• Set exercise: Exclude the pictures, then repeat the remaining data exactly.

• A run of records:

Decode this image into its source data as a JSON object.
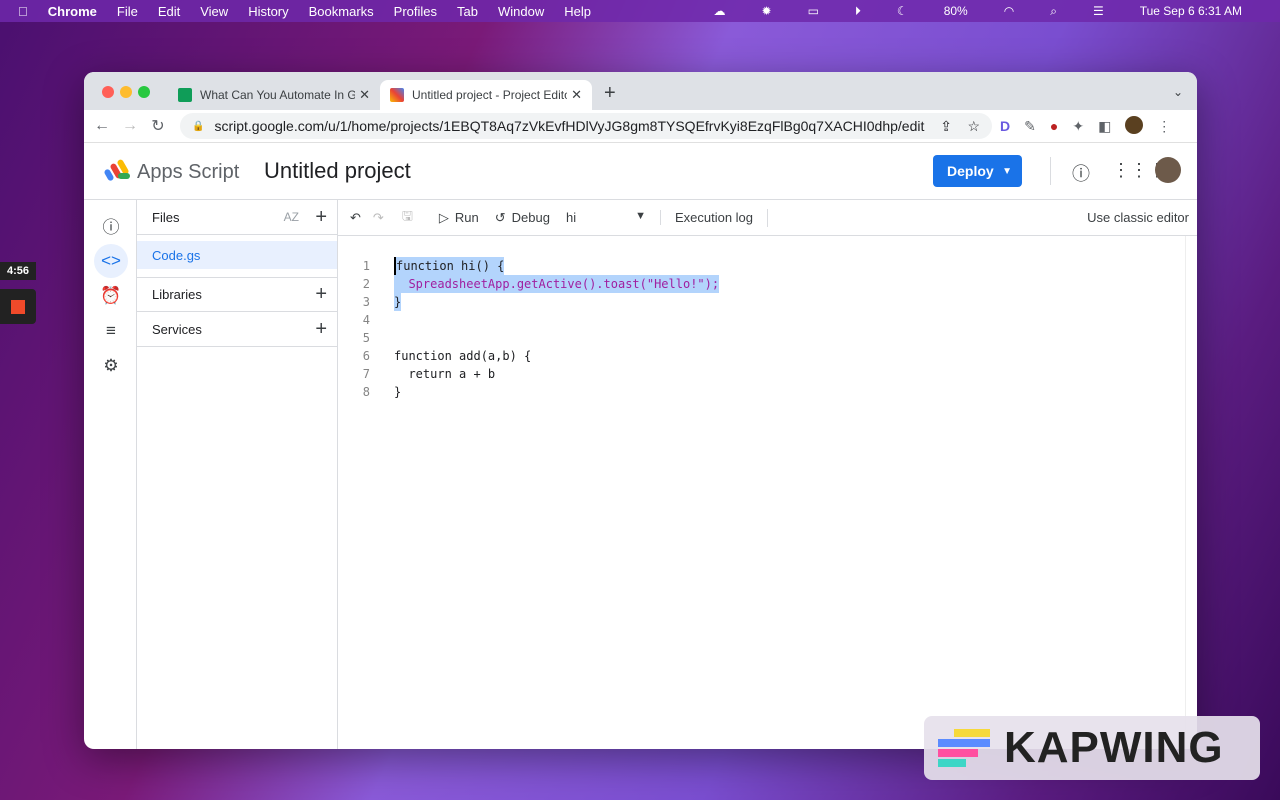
{
  "menubar": {
    "app": "Chrome",
    "items": [
      "File",
      "Edit",
      "View",
      "History",
      "Bookmarks",
      "Profiles",
      "Tab",
      "Window",
      "Help"
    ],
    "battery": "80%",
    "datetime": "Tue Sep 6  6:31 AM"
  },
  "tabs": [
    {
      "title": "What Can You Automate In Goo",
      "active": false
    },
    {
      "title": "Untitled project - Project Editor",
      "active": true
    }
  ],
  "url": "script.google.com/u/1/home/projects/1EBQT8Aq7zVkEvfHDlVyJG8gm8TYSQEfrvKyi8EzqFlBg0q7XACHI0dhp/edit",
  "app": {
    "name": "Apps Script",
    "project": "Untitled project",
    "deploy": "Deploy"
  },
  "files": {
    "header": "Files",
    "sort": "AZ",
    "file": "Code.gs",
    "libraries": "Libraries",
    "services": "Services"
  },
  "toolbar": {
    "run": "Run",
    "debug": "Debug",
    "function": "hi",
    "log": "Execution log",
    "classic": "Use classic editor"
  },
  "code": [
    "function hi() {",
    "  SpreadsheetApp.getActive().toast(\"Hello!\");",
    "}",
    "",
    "",
    "function add(a,b) {",
    "  return a + b",
    "}"
  ],
  "overlay": {
    "timer": "4:56",
    "watermark": "KAPWING"
  }
}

• Answer to the problem:
Decode this image into its source data as a JSON object.
{
  "menubar": {
    "app": "Chrome",
    "items": [
      "File",
      "Edit",
      "View",
      "History",
      "Bookmarks",
      "Profiles",
      "Tab",
      "Window",
      "Help"
    ],
    "battery": "80%",
    "datetime": "Tue Sep 6  6:31 AM"
  },
  "tabs": [
    {
      "title": "What Can You Automate In Goo",
      "active": false
    },
    {
      "title": "Untitled project - Project Editor",
      "active": true
    }
  ],
  "url": "script.google.com/u/1/home/projects/1EBQT8Aq7zVkEvfHDlVyJG8gm8TYSQEfrvKyi8EzqFlBg0q7XACHI0dhp/edit",
  "app": {
    "name": "Apps Script",
    "project": "Untitled project",
    "deploy": "Deploy"
  },
  "files": {
    "header": "Files",
    "sort": "AZ",
    "file": "Code.gs",
    "libraries": "Libraries",
    "services": "Services"
  },
  "toolbar": {
    "run": "Run",
    "debug": "Debug",
    "function": "hi",
    "log": "Execution log",
    "classic": "Use classic editor"
  },
  "code": [
    "function hi() {",
    "  SpreadsheetApp.getActive().toast(\"Hello!\");",
    "}",
    "",
    "",
    "function add(a,b) {",
    "  return a + b",
    "}"
  ],
  "overlay": {
    "timer": "4:56",
    "watermark": "KAPWING"
  }
}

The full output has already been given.